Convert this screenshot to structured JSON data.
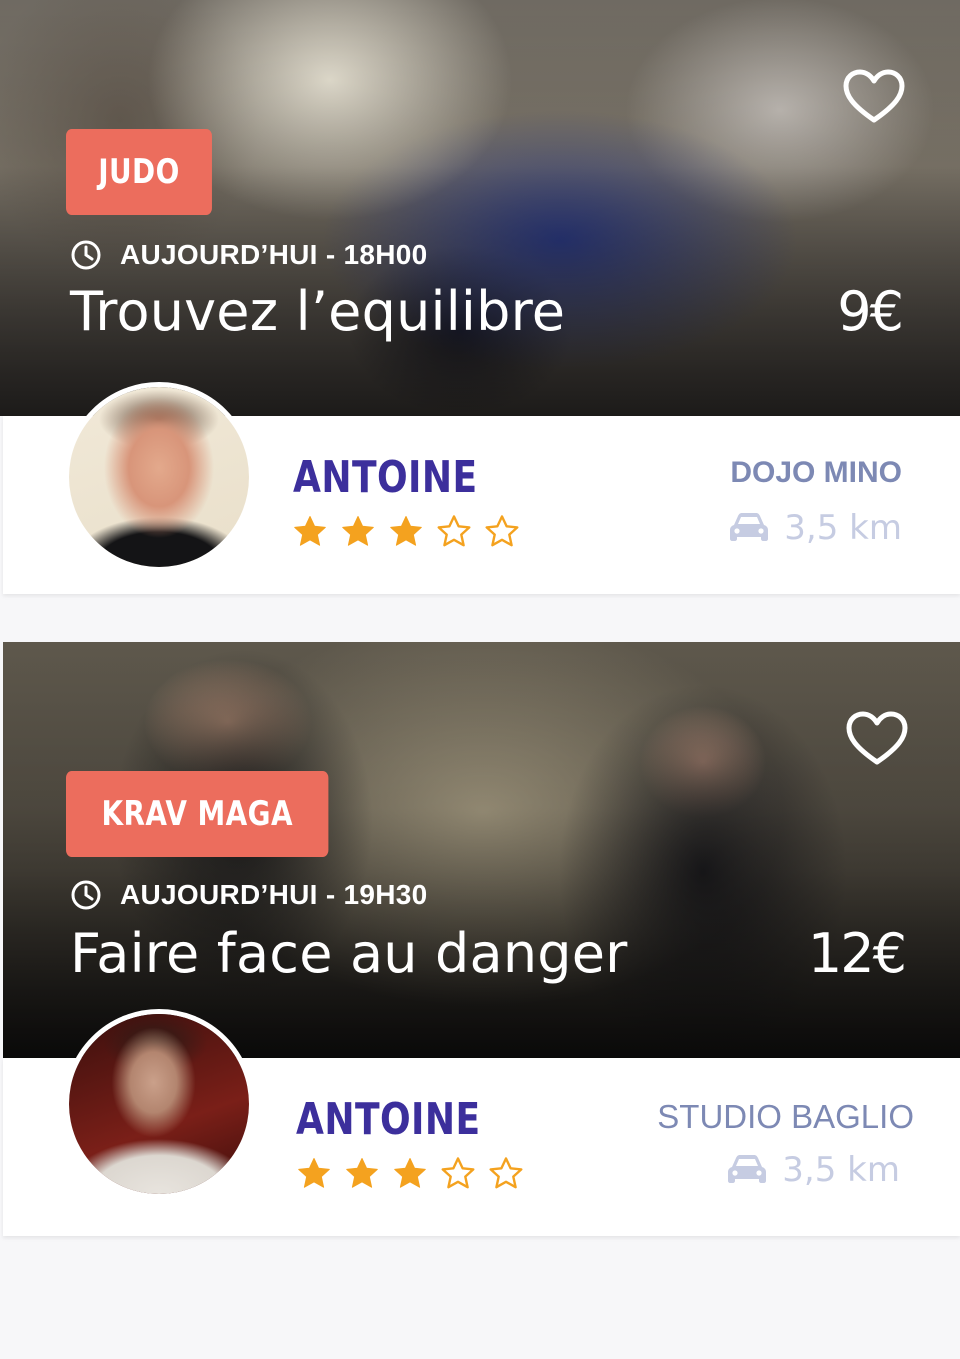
{
  "classes": [
    {
      "category": "JUDO",
      "when": "AUJOURD’HUI - 18H00",
      "title": "Trouvez l’equilibre",
      "price": "9€",
      "coach": "ANTOINE",
      "rating": 3,
      "rating_max": 5,
      "venue": "DOJO MINO",
      "distance": "3,5 km"
    },
    {
      "category": "KRAV MAGA",
      "when": "AUJOURD’HUI - 19H30",
      "title": "Faire face au danger",
      "price": "12€",
      "coach": "ANTOINE",
      "rating": 3,
      "rating_max": 5,
      "venue": "STUDIO BAGLIO",
      "distance": "3,5 km"
    }
  ],
  "icons": {
    "favorite": "heart-outline-icon",
    "time": "clock-icon",
    "travel": "car-icon",
    "rating_filled": "star-filled-icon",
    "rating_empty": "star-outline-icon"
  },
  "colors": {
    "tag_background": "#ec6d5d",
    "coach_name": "#3c2f9c",
    "venue": "#7d89b4",
    "distance": "#c6cce2",
    "star": "#f4a21f"
  }
}
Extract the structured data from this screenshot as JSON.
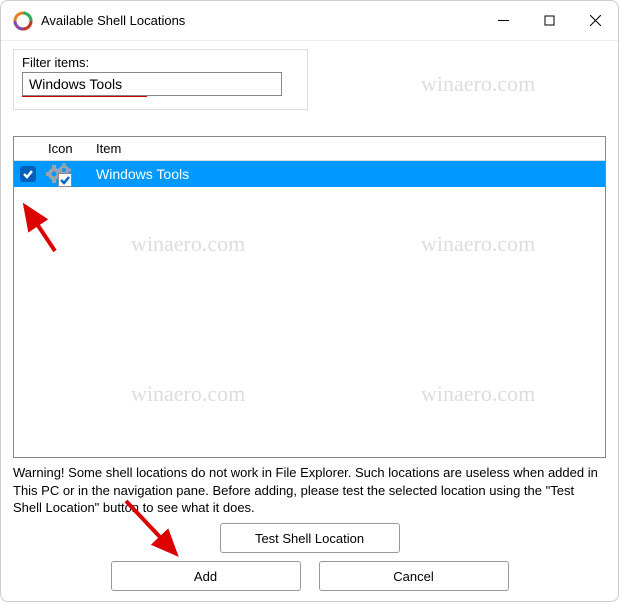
{
  "titlebar": {
    "title": "Available Shell Locations"
  },
  "filter": {
    "label": "Filter items:",
    "value": "Windows Tools"
  },
  "list": {
    "headers": {
      "icon": "Icon",
      "item": "Item"
    },
    "row": {
      "item": "Windows Tools"
    }
  },
  "warning": "Warning! Some shell locations do not work in File Explorer. Such locations are useless when added in This PC or in the navigation pane. Before adding, please test the selected location using the \"Test Shell Location\" button to see what it does.",
  "buttons": {
    "test": "Test Shell Location",
    "add": "Add",
    "cancel": "Cancel"
  },
  "watermark": "winaero.com"
}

» **INSTRUCTIONS TO FOLLOW**: Copy all the records above exactly, but leave out the pictures.

» **COMPLETED EXERCISE**:
Convert this screenshot to structured JSON data.
{
  "classes": [
    {
      "category": "JUDO",
      "when": "AUJOURD’HUI - 18H00",
      "title": "Trouvez l’equilibre",
      "price": "9€",
      "coach": "ANTOINE",
      "rating": 3,
      "rating_max": 5,
      "venue": "DOJO MINO",
      "distance": "3,5 km"
    },
    {
      "category": "KRAV MAGA",
      "when": "AUJOURD’HUI - 19H30",
      "title": "Faire face au danger",
      "price": "12€",
      "coach": "ANTOINE",
      "rating": 3,
      "rating_max": 5,
      "venue": "STUDIO BAGLIO",
      "distance": "3,5 km"
    }
  ],
  "icons": {
    "favorite": "heart-outline-icon",
    "time": "clock-icon",
    "travel": "car-icon",
    "rating_filled": "star-filled-icon",
    "rating_empty": "star-outline-icon"
  },
  "colors": {
    "tag_background": "#ec6d5d",
    "coach_name": "#3c2f9c",
    "venue": "#7d89b4",
    "distance": "#c6cce2",
    "star": "#f4a21f"
  }
}
Extract the structured data from this screenshot as JSON.
{
  "titlebar": {
    "title": "Available Shell Locations"
  },
  "filter": {
    "label": "Filter items:",
    "value": "Windows Tools"
  },
  "list": {
    "headers": {
      "icon": "Icon",
      "item": "Item"
    },
    "row": {
      "item": "Windows Tools"
    }
  },
  "warning": "Warning! Some shell locations do not work in File Explorer. Such locations are useless when added in This PC or in the navigation pane. Before adding, please test the selected location using the \"Test Shell Location\" button to see what it does.",
  "buttons": {
    "test": "Test Shell Location",
    "add": "Add",
    "cancel": "Cancel"
  },
  "watermark": "winaero.com"
}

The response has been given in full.